* **Records for this exercise**:
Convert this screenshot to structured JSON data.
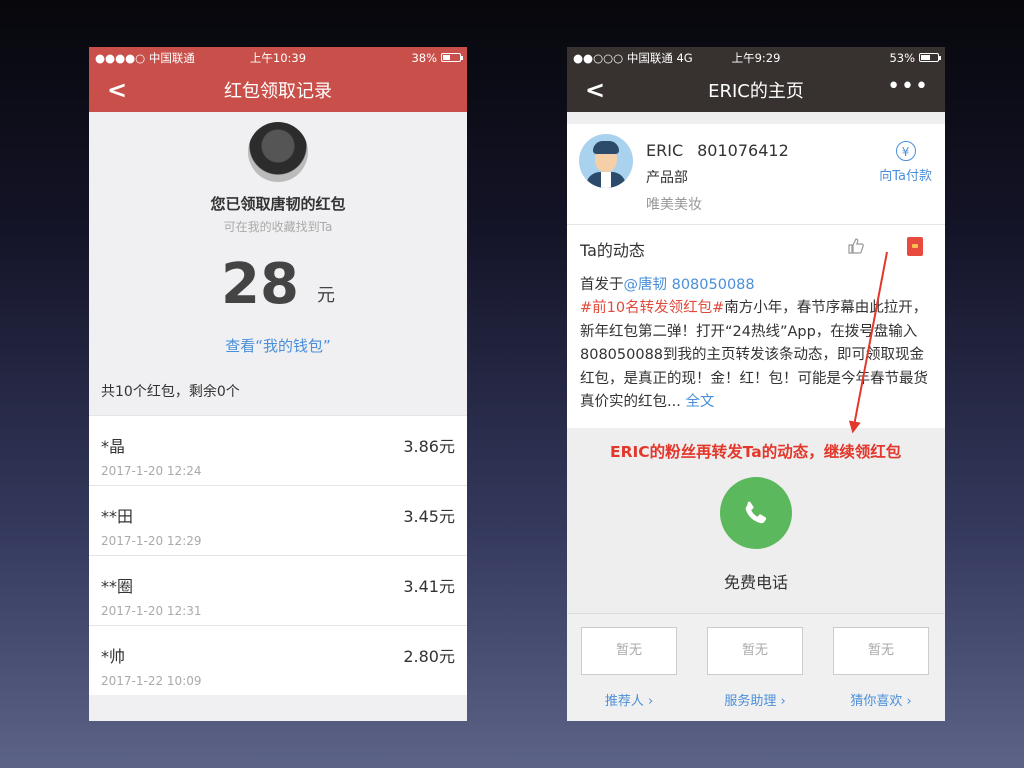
{
  "left_phone": {
    "status": {
      "carrier": "●●●●○ 中国联通",
      "time": "上午10:39",
      "battery": "38%",
      "battery_level": 0.38
    },
    "nav": {
      "back": "<",
      "title": "红包领取记录"
    },
    "header": {
      "avatar_alt": "avatar",
      "title": "您已领取唐韧的红包",
      "subtitle": "可在我的收藏找到Ta",
      "amount": "28",
      "unit": "元",
      "wallet_link": "查看“我的钱包”"
    },
    "summary": "共10个红包，剩余0个",
    "records": [
      {
        "name": "*晶",
        "amount": "3.86元",
        "time": "2017-1-20 12:24"
      },
      {
        "name": "**田",
        "amount": "3.45元",
        "time": "2017-1-20 12:29"
      },
      {
        "name": "**圈",
        "amount": "3.41元",
        "time": "2017-1-20 12:31"
      },
      {
        "name": "*帅",
        "amount": "2.80元",
        "time": "2017-1-22 10:09"
      }
    ]
  },
  "right_phone": {
    "status": {
      "carrier": "●●○○○ 中国联通 4G",
      "time": "上午9:29",
      "battery": "53%",
      "battery_level": 0.53
    },
    "nav": {
      "back": "<",
      "title": "ERIC的主页",
      "more": "•••"
    },
    "profile": {
      "name": "ERIC",
      "id": "801076412",
      "department": "产品部",
      "company": "唯美美妆",
      "pay_label": "向Ta付款",
      "pay_icon": "¥"
    },
    "feed": {
      "heading": "Ta的动态",
      "prefix": "首发于",
      "mention": "@唐韧 808050088",
      "tag": "#前10名转发领红包#",
      "text": "南方小年，春节序幕由此拉开，新年红包第二弹！打开“24热线”App，在拨号盘输入808050088到我的主页转发该条动态，即可领取现金红包，是真正的现！金！红！包！可能是今年春节最货真价实的红包...",
      "more": "全文"
    },
    "annotation": "ERIC的粉丝再转发Ta的动态，继续领红包",
    "call_label": "免费电话",
    "bottom": {
      "boxes": [
        "暂无",
        "暂无",
        "暂无"
      ],
      "links": [
        "推荐人 ›",
        "服务助理 ›",
        "猜你喜欢 ›"
      ]
    }
  },
  "colors": {
    "left_nav": "#c9504a",
    "right_nav": "#37322f",
    "link": "#4a8fd9",
    "annotation": "#e3372c",
    "call": "#5cb85c"
  }
}
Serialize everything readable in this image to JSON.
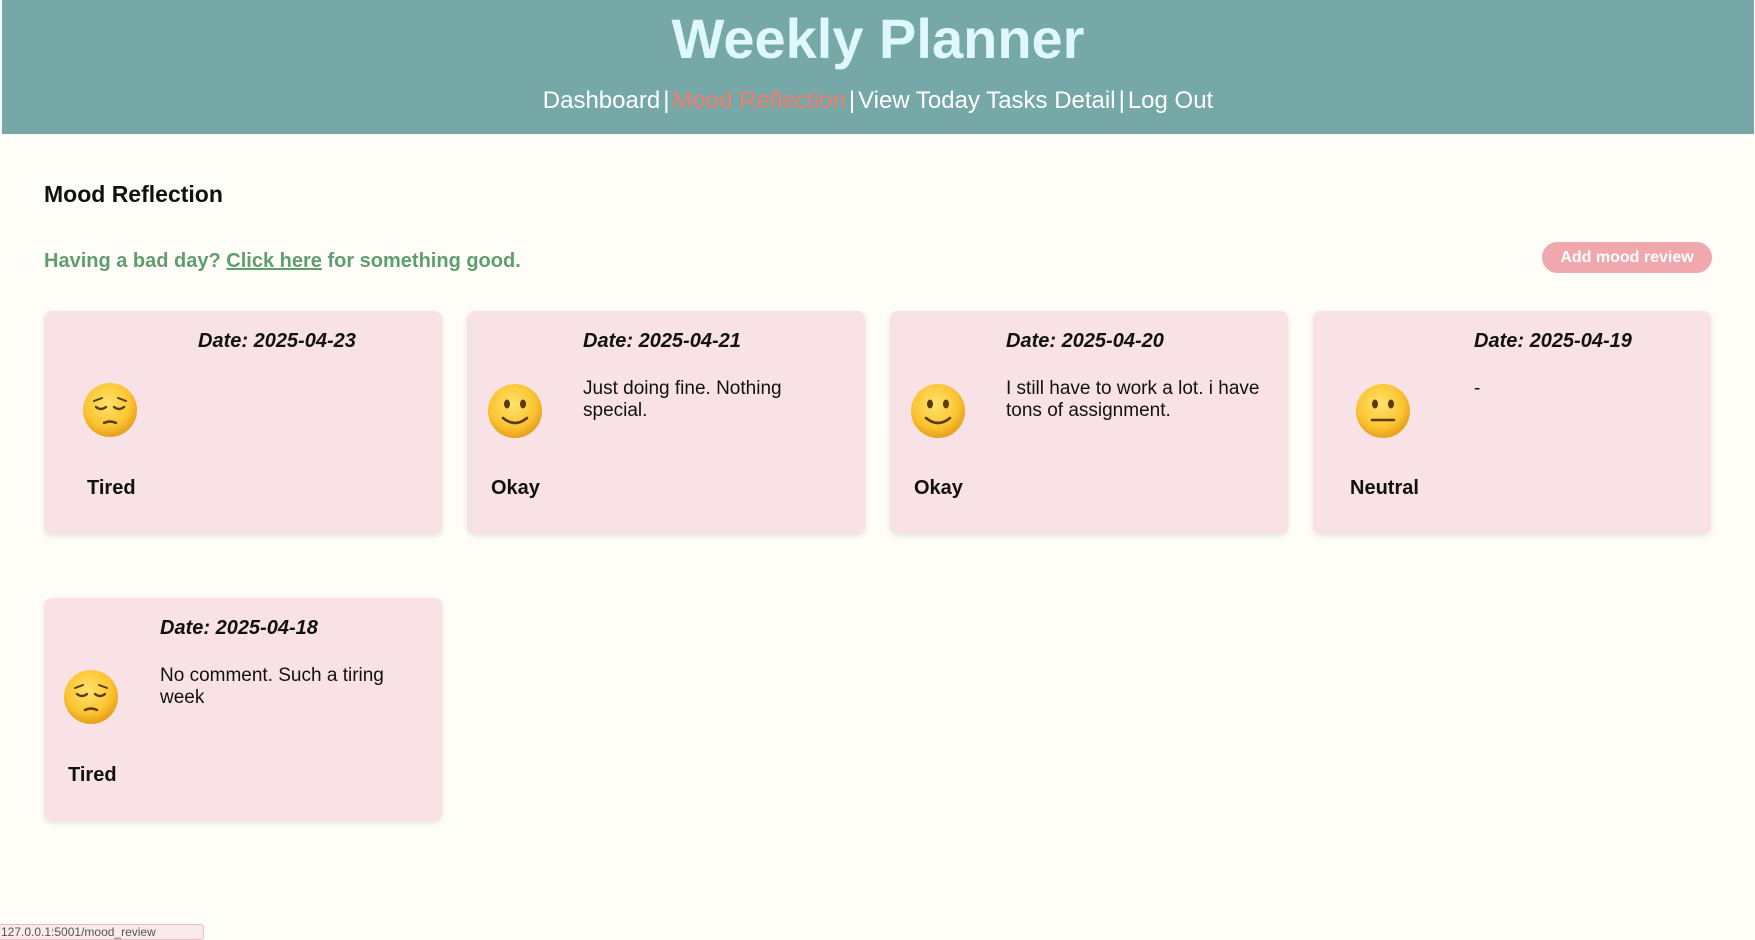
{
  "header": {
    "title": "Weekly Planner",
    "nav": [
      {
        "label": "Dashboard",
        "active": false
      },
      {
        "label": "Mood Reflection",
        "active": true
      },
      {
        "label": "View Today Tasks Detail",
        "active": false
      },
      {
        "label": "Log Out",
        "active": false
      }
    ],
    "separator": "|"
  },
  "page": {
    "heading": "Mood Reflection",
    "bad_day_prefix": "Having a bad day?",
    "bad_day_link": "Click here",
    "bad_day_suffix": "for something good.",
    "add_button_label": "Add mood review"
  },
  "entries": [
    {
      "date_text": "Date: 2025-04-23",
      "mood": "Tired",
      "emoji": "pensive-face-icon",
      "note": ""
    },
    {
      "date_text": "Date: 2025-04-21",
      "mood": "Okay",
      "emoji": "slightly-smiling-face-icon",
      "note": "Just doing fine. Nothing special."
    },
    {
      "date_text": "Date: 2025-04-20",
      "mood": "Okay",
      "emoji": "slightly-smiling-face-icon",
      "note": "I still have to work a lot. i have tons of assignment."
    },
    {
      "date_text": "Date: 2025-04-19",
      "mood": "Neutral",
      "emoji": "neutral-face-icon",
      "note": "-"
    },
    {
      "date_text": "Date: 2025-04-18",
      "mood": "Tired",
      "emoji": "pensive-face-icon",
      "note": "No comment. Such a tiring week"
    }
  ],
  "status_bar": {
    "url": "127.0.0.1:5001/mood_review"
  },
  "colors": {
    "header_bg": "#77a8a8",
    "title": "#dff8fb",
    "nav_active": "#f07c6c",
    "card_bg": "#f9e2e5",
    "link_green": "#5f9e6e",
    "button_bg": "#f0a7ae"
  }
}
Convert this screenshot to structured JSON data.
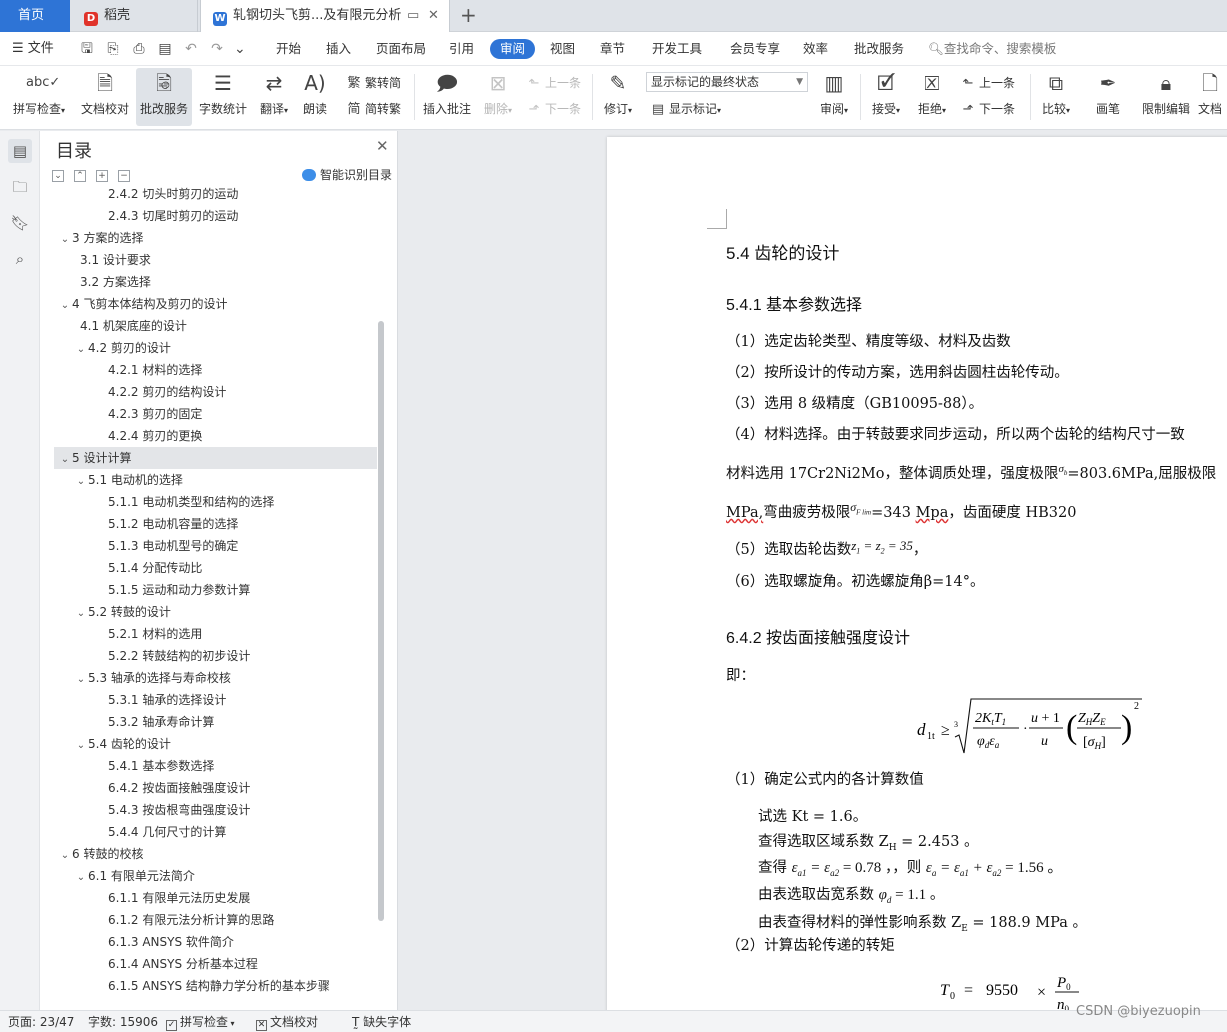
{
  "tabs": {
    "home": "首页",
    "daoke": "稻壳",
    "doc": "轧钢切头飞剪...及有限元分析"
  },
  "menu": {
    "file": "文件",
    "items": [
      "开始",
      "插入",
      "页面布局",
      "引用",
      "审阅",
      "视图",
      "章节",
      "开发工具",
      "会员专享",
      "效率",
      "批改服务"
    ],
    "active_index": 4,
    "search": "查找命令、搜索模板"
  },
  "ribbon": {
    "spell": "拼写检查",
    "doc_check": "文档校对",
    "review_service": "批改服务",
    "word_count": "字数统计",
    "translate": "翻译",
    "read_aloud": "朗读",
    "to_simplified": "繁转简",
    "to_traditional": "简转繁",
    "insert_comment": "插入批注",
    "delete": "删除",
    "prev": "上一条",
    "next": "下一条",
    "track": "修订",
    "markup_select": "显示标记的最终状态",
    "show_markup": "显示标记",
    "review": "审阅",
    "accept": "接受",
    "reject": "拒绝",
    "prev2": "上一条",
    "next2": "下一条",
    "compare": "比较",
    "pen": "画笔",
    "restrict": "限制编辑",
    "doc_more": "文档"
  },
  "toc": {
    "title": "目录",
    "smart": "智能识别目录",
    "items": [
      {
        "text": "2.4.2  切头时剪刃的运动",
        "level": 3
      },
      {
        "text": "2.4.3  切尾时剪刃的运动",
        "level": 3
      },
      {
        "text": "3  方案的选择",
        "level": 1,
        "arrow": "v"
      },
      {
        "text": "3.1  设计要求",
        "level": 2
      },
      {
        "text": "3.2  方案选择",
        "level": 2
      },
      {
        "text": "4 飞剪本体结构及剪刃的设计",
        "level": 1,
        "arrow": "v"
      },
      {
        "text": "4.1 机架底座的设计",
        "level": 2
      },
      {
        "text": "4.2 剪刃的设计",
        "level": 2,
        "arrow": "v"
      },
      {
        "text": "4.2.1 材料的选择",
        "level": 3
      },
      {
        "text": "4.2.2 剪刃的结构设计",
        "level": 3
      },
      {
        "text": "4.2.3 剪刃的固定",
        "level": 3
      },
      {
        "text": "4.2.4  剪刃的更换",
        "level": 3
      },
      {
        "text": "5  设计计算",
        "level": 1,
        "arrow": "v",
        "selected": true
      },
      {
        "text": "5.1 电动机的选择",
        "level": 2,
        "arrow": "v"
      },
      {
        "text": "5.1.1 电动机类型和结构的选择",
        "level": 3
      },
      {
        "text": "5.1.2  电动机容量的选择",
        "level": 3
      },
      {
        "text": "5.1.3  电动机型号的确定",
        "level": 3
      },
      {
        "text": "5.1.4  分配传动比",
        "level": 3
      },
      {
        "text": "5.1.5  运动和动力参数计算",
        "level": 3
      },
      {
        "text": "5.2  转鼓的设计",
        "level": 2,
        "arrow": "v"
      },
      {
        "text": "5.2.1  材料的选用",
        "level": 3
      },
      {
        "text": "5.2.2  转鼓结构的初步设计",
        "level": 3
      },
      {
        "text": "5.3 轴承的选择与寿命校核",
        "level": 2,
        "arrow": "v"
      },
      {
        "text": "5.3.1  轴承的选择设计",
        "level": 3
      },
      {
        "text": "5.3.2  轴承寿命计算",
        "level": 3
      },
      {
        "text": "5.4  齿轮的设计",
        "level": 2,
        "arrow": "v"
      },
      {
        "text": "5.4.1  基本参数选择",
        "level": 3
      },
      {
        "text": "6.4.2  按齿面接触强度设计",
        "level": 3
      },
      {
        "text": "5.4.3 按齿根弯曲强度设计",
        "level": 3
      },
      {
        "text": "5.4.4  几何尺寸的计算",
        "level": 3
      },
      {
        "text": "6  转鼓的校核",
        "level": 1,
        "arrow": "v"
      },
      {
        "text": "6.1 有限单元法简介",
        "level": 2,
        "arrow": "v"
      },
      {
        "text": "6.1.1  有限单元法历史发展",
        "level": 3
      },
      {
        "text": "6.1.2 有限元法分析计算的思路",
        "level": 3
      },
      {
        "text": "6.1.3    ANSYS 软件简介",
        "level": 3
      },
      {
        "text": "6.1.4    ANSYS 分析基本过程",
        "level": 3
      },
      {
        "text": "6.1.5 ANSYS 结构静力学分析的基本步骤",
        "level": 3
      }
    ]
  },
  "doc": {
    "h_54": "5.4  齿轮的设计",
    "h_541": "5.4.1  基本参数选择",
    "p1": "（1）选定齿轮类型、精度等级、材料及齿数",
    "p2": "（2）按所设计的传动方案，选用斜齿圆柱齿轮传动。",
    "p3": "（3）选用 8 级精度（GB10095-88）。",
    "p4": "（4）材料选择。由于转鼓要求同步运动，所以两个齿轮的结构尺寸一致",
    "p5a": "材料选用 17Cr2Ni2Mo，整体调质处理，强度极限",
    "p5b": "=803.6MPa,屈服极限",
    "p6a": "MPa,",
    "p6b": "弯曲疲劳极限",
    "p6c": "=343 ",
    "p6d": "Mpa",
    "p6e": "，齿面硬度 HB320",
    "p7a": "（5）选取齿轮齿数",
    "p7b": "，",
    "p8": "（6）选取螺旋角。初选螺旋角β=14°。",
    "h_642": "6.4.2  按齿面接触强度设计",
    "ji": "即：",
    "c1": "（1）确定公式内的各计算数值",
    "l1": "试选 Kt = 1.6。",
    "l2": "查得选取区域系数 Z",
    "l2b": " = 2.453 。",
    "l3a": "查得",
    "l3b": "，，则",
    "l4": "由表选取齿宽系数",
    "l4b": "。",
    "l5": "由表查得材料的弹性影响系数 Z",
    "l5b": " = 188.9 MPa 。",
    "c2": "（2）计算齿轮传递的转矩"
  },
  "status": {
    "page": "页面: 23/47",
    "words": "字数: 15906",
    "spell": "拼写检查",
    "proof": "文档校对",
    "missing_font": "缺失字体"
  },
  "watermark": "CSDN @biyezuopin"
}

* **Exercise directions**: Look through the entries above and report each line where the string "Date" occurs.

* **Output**:
      "date_text": "Date: 2025-04-23",
      "date_text": "Date: 2025-04-21",
      "date_text": "Date: 2025-04-20",
      "date_text": "Date: 2025-04-19",
      "date_text": "Date: 2025-04-18",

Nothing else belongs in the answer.